* [EXERCISE BRIEF]: Render every entry exactly as it appears.

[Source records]
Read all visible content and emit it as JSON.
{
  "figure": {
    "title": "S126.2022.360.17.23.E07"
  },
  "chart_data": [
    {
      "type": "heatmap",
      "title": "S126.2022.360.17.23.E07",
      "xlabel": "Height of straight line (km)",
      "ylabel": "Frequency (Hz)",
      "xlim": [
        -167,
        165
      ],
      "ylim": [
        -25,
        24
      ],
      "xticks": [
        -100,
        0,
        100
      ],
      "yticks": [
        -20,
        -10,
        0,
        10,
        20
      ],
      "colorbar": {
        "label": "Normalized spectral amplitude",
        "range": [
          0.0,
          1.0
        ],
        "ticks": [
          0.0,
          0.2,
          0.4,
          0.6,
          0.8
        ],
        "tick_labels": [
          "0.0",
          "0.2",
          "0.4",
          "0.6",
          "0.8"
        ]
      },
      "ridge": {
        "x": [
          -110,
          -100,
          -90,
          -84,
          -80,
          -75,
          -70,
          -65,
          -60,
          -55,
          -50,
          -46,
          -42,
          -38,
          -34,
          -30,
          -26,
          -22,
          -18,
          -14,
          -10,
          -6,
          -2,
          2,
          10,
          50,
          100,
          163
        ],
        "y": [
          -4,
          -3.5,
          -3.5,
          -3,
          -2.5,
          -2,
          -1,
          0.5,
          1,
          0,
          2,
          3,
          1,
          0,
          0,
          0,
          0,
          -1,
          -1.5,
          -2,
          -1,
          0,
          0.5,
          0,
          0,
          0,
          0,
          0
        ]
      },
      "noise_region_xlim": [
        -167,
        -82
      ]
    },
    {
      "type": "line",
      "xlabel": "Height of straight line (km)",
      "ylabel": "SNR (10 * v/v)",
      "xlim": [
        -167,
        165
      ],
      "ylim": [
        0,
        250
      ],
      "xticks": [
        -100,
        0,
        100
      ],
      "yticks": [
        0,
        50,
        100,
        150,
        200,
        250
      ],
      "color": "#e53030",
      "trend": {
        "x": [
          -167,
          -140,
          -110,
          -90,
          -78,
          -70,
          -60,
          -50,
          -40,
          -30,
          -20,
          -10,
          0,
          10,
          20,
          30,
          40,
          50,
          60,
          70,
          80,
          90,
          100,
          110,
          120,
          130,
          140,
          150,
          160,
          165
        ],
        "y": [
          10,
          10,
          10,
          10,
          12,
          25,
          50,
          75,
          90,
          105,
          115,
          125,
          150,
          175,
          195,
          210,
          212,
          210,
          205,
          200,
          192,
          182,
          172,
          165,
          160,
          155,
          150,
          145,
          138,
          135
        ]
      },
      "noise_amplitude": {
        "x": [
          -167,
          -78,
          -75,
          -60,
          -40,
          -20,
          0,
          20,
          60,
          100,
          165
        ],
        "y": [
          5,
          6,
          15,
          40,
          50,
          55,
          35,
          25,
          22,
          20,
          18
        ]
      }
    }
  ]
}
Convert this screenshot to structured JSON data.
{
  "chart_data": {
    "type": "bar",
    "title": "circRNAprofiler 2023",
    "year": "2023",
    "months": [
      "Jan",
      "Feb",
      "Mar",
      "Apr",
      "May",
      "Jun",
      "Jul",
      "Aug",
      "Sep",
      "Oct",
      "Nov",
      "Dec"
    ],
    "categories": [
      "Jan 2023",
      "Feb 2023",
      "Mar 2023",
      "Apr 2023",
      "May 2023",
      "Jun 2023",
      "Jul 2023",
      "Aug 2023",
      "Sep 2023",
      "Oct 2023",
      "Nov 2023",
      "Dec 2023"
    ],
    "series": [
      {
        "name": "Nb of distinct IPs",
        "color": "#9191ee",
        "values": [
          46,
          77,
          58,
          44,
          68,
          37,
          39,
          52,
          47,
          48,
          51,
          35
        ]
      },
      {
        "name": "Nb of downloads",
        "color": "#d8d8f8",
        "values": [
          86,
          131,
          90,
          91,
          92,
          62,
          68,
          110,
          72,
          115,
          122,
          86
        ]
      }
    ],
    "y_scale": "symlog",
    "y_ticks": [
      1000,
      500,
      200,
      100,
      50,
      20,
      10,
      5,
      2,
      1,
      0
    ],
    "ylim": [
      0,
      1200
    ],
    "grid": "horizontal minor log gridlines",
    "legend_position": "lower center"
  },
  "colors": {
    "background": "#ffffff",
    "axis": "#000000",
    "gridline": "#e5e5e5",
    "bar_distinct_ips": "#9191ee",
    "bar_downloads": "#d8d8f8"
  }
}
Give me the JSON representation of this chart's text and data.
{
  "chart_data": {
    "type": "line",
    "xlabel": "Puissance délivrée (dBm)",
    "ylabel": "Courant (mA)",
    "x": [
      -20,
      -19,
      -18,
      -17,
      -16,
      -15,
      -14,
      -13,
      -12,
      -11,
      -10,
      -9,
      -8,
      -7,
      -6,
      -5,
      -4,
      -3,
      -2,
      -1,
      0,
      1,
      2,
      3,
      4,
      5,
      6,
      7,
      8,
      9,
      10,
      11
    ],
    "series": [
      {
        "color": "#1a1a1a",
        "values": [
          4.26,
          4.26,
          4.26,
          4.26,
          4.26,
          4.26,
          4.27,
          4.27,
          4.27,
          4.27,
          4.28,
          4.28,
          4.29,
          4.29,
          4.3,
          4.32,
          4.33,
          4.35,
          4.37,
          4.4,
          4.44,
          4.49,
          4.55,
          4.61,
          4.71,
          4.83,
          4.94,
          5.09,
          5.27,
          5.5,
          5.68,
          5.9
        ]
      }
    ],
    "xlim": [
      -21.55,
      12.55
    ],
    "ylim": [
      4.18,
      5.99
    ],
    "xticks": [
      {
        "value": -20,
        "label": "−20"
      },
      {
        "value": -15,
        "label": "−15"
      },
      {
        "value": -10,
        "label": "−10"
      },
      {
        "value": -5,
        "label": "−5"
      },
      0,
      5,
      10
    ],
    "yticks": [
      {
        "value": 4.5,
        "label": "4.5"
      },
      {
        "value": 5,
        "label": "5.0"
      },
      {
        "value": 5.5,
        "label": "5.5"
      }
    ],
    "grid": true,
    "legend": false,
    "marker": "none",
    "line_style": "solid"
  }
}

* [TASK OUTPUT]:
Read all visible content and emit it as JSON.
{
  "figure": {
    "title": "S126.2022.360.17.23.E07"
  },
  "chart_data": [
    {
      "type": "heatmap",
      "title": "S126.2022.360.17.23.E07",
      "xlabel": "Height of straight line (km)",
      "ylabel": "Frequency (Hz)",
      "xlim": [
        -167,
        165
      ],
      "ylim": [
        -25,
        24
      ],
      "xticks": [
        -100,
        0,
        100
      ],
      "yticks": [
        -20,
        -10,
        0,
        10,
        20
      ],
      "colorbar": {
        "label": "Normalized spectral amplitude",
        "range": [
          0.0,
          1.0
        ],
        "ticks": [
          0.0,
          0.2,
          0.4,
          0.6,
          0.8
        ],
        "tick_labels": [
          "0.0",
          "0.2",
          "0.4",
          "0.6",
          "0.8"
        ]
      },
      "ridge": {
        "x": [
          -110,
          -100,
          -90,
          -84,
          -80,
          -75,
          -70,
          -65,
          -60,
          -55,
          -50,
          -46,
          -42,
          -38,
          -34,
          -30,
          -26,
          -22,
          -18,
          -14,
          -10,
          -6,
          -2,
          2,
          10,
          50,
          100,
          163
        ],
        "y": [
          -4,
          -3.5,
          -3.5,
          -3,
          -2.5,
          -2,
          -1,
          0.5,
          1,
          0,
          2,
          3,
          1,
          0,
          0,
          0,
          0,
          -1,
          -1.5,
          -2,
          -1,
          0,
          0.5,
          0,
          0,
          0,
          0,
          0
        ]
      },
      "noise_region_xlim": [
        -167,
        -82
      ]
    },
    {
      "type": "line",
      "xlabel": "Height of straight line (km)",
      "ylabel": "SNR (10 * v/v)",
      "xlim": [
        -167,
        165
      ],
      "ylim": [
        0,
        250
      ],
      "xticks": [
        -100,
        0,
        100
      ],
      "yticks": [
        0,
        50,
        100,
        150,
        200,
        250
      ],
      "color": "#e53030",
      "trend": {
        "x": [
          -167,
          -140,
          -110,
          -90,
          -78,
          -70,
          -60,
          -50,
          -40,
          -30,
          -20,
          -10,
          0,
          10,
          20,
          30,
          40,
          50,
          60,
          70,
          80,
          90,
          100,
          110,
          120,
          130,
          140,
          150,
          160,
          165
        ],
        "y": [
          10,
          10,
          10,
          10,
          12,
          25,
          50,
          75,
          90,
          105,
          115,
          125,
          150,
          175,
          195,
          210,
          212,
          210,
          205,
          200,
          192,
          182,
          172,
          165,
          160,
          155,
          150,
          145,
          138,
          135
        ]
      },
      "noise_amplitude": {
        "x": [
          -167,
          -78,
          -75,
          -60,
          -40,
          -20,
          0,
          20,
          60,
          100,
          165
        ],
        "y": [
          5,
          6,
          15,
          40,
          50,
          55,
          35,
          25,
          22,
          20,
          18
        ]
      }
    }
  ]
}
Convert this screenshot to structured JSON data.
{
  "chart_data": {
    "type": "bar",
    "title": "circRNAprofiler 2023",
    "year": "2023",
    "months": [
      "Jan",
      "Feb",
      "Mar",
      "Apr",
      "May",
      "Jun",
      "Jul",
      "Aug",
      "Sep",
      "Oct",
      "Nov",
      "Dec"
    ],
    "categories": [
      "Jan 2023",
      "Feb 2023",
      "Mar 2023",
      "Apr 2023",
      "May 2023",
      "Jun 2023",
      "Jul 2023",
      "Aug 2023",
      "Sep 2023",
      "Oct 2023",
      "Nov 2023",
      "Dec 2023"
    ],
    "series": [
      {
        "name": "Nb of distinct IPs",
        "color": "#9191ee",
        "values": [
          46,
          77,
          58,
          44,
          68,
          37,
          39,
          52,
          47,
          48,
          51,
          35
        ]
      },
      {
        "name": "Nb of downloads",
        "color": "#d8d8f8",
        "values": [
          86,
          131,
          90,
          91,
          92,
          62,
          68,
          110,
          72,
          115,
          122,
          86
        ]
      }
    ],
    "y_scale": "symlog",
    "y_ticks": [
      1000,
      500,
      200,
      100,
      50,
      20,
      10,
      5,
      2,
      1,
      0
    ],
    "ylim": [
      0,
      1200
    ],
    "grid": "horizontal minor log gridlines",
    "legend_position": "lower center"
  },
  "colors": {
    "background": "#ffffff",
    "axis": "#000000",
    "gridline": "#e5e5e5",
    "bar_distinct_ips": "#9191ee",
    "bar_downloads": "#d8d8f8"
  }
}
Give me the JSON representation of this chart's text and data.
{
  "chart_data": {
    "type": "line",
    "xlabel": "Puissance délivrée (dBm)",
    "ylabel": "Courant (mA)",
    "x": [
      -20,
      -19,
      -18,
      -17,
      -16,
      -15,
      -14,
      -13,
      -12,
      -11,
      -10,
      -9,
      -8,
      -7,
      -6,
      -5,
      -4,
      -3,
      -2,
      -1,
      0,
      1,
      2,
      3,
      4,
      5,
      6,
      7,
      8,
      9,
      10,
      11
    ],
    "series": [
      {
        "color": "#1a1a1a",
        "values": [
          4.26,
          4.26,
          4.26,
          4.26,
          4.26,
          4.26,
          4.27,
          4.27,
          4.27,
          4.27,
          4.28,
          4.28,
          4.29,
          4.29,
          4.3,
          4.32,
          4.33,
          4.35,
          4.37,
          4.4,
          4.44,
          4.49,
          4.55,
          4.61,
          4.71,
          4.83,
          4.94,
          5.09,
          5.27,
          5.5,
          5.68,
          5.9
        ]
      }
    ],
    "xlim": [
      -21.55,
      12.55
    ],
    "ylim": [
      4.18,
      5.99
    ],
    "xticks": [
      {
        "value": -20,
        "label": "−20"
      },
      {
        "value": -15,
        "label": "−15"
      },
      {
        "value": -10,
        "label": "−10"
      },
      {
        "value": -5,
        "label": "−5"
      },
      0,
      5,
      10
    ],
    "yticks": [
      {
        "value": 4.5,
        "label": "4.5"
      },
      {
        "value": 5,
        "label": "5.0"
      },
      {
        "value": 5.5,
        "label": "5.5"
      }
    ],
    "grid": true,
    "legend": false,
    "marker": "none",
    "line_style": "solid"
  }
}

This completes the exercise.